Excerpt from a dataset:
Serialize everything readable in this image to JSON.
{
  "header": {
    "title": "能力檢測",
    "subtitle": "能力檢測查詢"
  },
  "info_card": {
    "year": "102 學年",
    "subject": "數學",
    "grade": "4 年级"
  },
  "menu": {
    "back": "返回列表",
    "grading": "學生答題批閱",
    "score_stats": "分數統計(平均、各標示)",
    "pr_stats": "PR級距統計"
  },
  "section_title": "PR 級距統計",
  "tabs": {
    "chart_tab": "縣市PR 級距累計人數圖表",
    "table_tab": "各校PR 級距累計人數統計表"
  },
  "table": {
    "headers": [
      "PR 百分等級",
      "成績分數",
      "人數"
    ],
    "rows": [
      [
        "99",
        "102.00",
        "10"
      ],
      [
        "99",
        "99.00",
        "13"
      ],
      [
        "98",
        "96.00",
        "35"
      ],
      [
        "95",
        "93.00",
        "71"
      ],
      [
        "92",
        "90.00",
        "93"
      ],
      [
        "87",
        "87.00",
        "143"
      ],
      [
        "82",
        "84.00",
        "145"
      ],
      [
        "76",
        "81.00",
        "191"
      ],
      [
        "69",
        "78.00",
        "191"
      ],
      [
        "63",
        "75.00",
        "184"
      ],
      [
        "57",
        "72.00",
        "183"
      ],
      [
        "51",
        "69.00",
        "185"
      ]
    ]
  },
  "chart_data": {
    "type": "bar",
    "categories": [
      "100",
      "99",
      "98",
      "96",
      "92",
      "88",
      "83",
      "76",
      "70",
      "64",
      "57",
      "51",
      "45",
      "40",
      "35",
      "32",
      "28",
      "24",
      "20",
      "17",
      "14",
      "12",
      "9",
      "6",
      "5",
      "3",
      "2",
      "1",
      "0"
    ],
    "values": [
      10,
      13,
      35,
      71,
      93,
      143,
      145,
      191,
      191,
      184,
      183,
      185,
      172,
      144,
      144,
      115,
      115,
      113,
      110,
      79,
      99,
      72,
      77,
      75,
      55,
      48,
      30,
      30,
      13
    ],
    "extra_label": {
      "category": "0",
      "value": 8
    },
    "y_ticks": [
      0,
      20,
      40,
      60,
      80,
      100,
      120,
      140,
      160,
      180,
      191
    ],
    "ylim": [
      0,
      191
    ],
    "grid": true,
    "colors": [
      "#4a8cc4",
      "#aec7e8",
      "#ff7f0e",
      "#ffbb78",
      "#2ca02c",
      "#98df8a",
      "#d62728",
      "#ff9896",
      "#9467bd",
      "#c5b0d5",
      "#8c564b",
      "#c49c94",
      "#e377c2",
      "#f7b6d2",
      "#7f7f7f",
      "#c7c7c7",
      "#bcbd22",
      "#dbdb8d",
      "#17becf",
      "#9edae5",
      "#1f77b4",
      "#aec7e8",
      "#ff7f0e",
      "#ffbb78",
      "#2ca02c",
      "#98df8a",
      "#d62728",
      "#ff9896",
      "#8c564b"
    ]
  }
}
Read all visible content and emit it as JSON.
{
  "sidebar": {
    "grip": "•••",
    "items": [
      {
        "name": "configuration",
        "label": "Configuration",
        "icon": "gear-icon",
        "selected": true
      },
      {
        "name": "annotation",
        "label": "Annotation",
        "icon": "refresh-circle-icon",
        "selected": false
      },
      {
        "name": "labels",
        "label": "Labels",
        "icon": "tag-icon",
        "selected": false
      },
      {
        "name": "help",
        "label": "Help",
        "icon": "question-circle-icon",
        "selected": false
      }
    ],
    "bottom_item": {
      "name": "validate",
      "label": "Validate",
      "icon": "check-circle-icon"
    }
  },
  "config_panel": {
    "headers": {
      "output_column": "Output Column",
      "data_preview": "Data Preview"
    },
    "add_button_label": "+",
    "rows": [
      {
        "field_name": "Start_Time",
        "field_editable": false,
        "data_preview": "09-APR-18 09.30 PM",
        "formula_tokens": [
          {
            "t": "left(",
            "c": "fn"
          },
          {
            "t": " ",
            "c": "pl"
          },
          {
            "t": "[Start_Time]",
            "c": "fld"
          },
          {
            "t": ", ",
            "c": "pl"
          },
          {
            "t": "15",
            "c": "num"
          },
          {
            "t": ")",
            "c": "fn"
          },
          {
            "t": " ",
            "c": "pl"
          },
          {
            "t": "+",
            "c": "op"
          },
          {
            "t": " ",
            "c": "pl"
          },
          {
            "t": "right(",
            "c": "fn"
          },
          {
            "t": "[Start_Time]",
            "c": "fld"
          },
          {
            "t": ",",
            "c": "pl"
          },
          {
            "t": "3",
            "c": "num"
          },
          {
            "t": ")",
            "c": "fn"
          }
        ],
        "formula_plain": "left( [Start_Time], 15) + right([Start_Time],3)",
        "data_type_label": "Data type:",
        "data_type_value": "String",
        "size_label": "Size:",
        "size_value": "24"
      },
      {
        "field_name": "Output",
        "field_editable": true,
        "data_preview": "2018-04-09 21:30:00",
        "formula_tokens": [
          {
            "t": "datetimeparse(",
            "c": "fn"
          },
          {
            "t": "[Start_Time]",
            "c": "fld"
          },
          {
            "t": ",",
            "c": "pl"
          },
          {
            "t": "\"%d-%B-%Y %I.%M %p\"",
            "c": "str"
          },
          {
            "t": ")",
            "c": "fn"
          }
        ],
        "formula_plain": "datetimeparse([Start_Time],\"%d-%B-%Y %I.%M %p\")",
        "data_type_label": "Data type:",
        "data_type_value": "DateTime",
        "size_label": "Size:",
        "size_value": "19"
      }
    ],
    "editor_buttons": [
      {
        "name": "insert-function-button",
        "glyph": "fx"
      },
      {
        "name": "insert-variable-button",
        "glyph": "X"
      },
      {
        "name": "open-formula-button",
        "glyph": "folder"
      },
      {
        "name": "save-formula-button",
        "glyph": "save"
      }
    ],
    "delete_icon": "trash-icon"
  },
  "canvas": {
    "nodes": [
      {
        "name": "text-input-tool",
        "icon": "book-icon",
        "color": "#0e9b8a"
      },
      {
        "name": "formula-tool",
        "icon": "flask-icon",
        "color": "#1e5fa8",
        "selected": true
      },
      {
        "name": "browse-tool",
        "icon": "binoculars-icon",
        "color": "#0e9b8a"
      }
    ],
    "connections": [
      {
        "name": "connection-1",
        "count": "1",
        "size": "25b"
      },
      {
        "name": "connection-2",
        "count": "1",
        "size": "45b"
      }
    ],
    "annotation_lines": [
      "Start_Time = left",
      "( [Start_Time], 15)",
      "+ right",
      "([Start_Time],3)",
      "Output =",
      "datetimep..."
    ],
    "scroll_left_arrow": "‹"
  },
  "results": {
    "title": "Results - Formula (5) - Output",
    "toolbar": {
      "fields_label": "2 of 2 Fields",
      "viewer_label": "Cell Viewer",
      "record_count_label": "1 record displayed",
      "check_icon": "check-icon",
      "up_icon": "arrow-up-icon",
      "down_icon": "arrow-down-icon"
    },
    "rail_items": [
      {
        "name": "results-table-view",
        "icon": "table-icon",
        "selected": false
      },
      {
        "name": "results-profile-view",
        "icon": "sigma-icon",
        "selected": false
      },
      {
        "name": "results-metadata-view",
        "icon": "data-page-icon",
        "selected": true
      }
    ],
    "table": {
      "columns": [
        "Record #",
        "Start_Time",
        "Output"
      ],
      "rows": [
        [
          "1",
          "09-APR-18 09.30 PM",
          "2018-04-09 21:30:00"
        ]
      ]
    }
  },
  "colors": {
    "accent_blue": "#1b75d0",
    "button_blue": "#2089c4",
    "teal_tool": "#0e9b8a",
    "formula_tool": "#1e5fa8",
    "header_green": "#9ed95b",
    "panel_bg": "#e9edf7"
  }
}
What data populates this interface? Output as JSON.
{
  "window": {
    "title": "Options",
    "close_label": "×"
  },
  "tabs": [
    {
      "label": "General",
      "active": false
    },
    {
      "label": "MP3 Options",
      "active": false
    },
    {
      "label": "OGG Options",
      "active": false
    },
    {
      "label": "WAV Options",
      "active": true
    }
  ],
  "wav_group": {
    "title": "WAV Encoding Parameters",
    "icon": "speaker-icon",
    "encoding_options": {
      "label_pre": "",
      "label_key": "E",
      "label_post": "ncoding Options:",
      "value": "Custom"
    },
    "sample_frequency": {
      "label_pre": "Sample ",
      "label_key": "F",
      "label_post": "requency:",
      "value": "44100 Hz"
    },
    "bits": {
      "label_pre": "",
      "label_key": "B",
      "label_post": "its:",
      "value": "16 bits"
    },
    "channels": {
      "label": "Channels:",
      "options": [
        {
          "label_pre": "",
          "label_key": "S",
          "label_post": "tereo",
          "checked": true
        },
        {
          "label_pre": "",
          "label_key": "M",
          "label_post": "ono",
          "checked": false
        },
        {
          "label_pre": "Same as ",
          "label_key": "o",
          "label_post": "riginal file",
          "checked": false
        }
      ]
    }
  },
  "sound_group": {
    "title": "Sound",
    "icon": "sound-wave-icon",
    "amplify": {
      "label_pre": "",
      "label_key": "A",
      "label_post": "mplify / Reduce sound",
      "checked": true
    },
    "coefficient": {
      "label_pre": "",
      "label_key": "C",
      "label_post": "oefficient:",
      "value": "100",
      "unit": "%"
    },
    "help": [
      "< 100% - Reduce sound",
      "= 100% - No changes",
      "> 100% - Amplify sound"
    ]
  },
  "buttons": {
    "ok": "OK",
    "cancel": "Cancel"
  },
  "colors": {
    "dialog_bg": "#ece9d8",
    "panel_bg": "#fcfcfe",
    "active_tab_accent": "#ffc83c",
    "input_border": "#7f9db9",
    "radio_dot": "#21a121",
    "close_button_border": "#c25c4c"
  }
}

The problem:
Select from the material above each line in which the string "JSON" appears, and list those lines.

Result:
Serialize everything readable in this image to JSON.
Read all visible content and emit it as JSON.
What data populates this interface? Output as JSON.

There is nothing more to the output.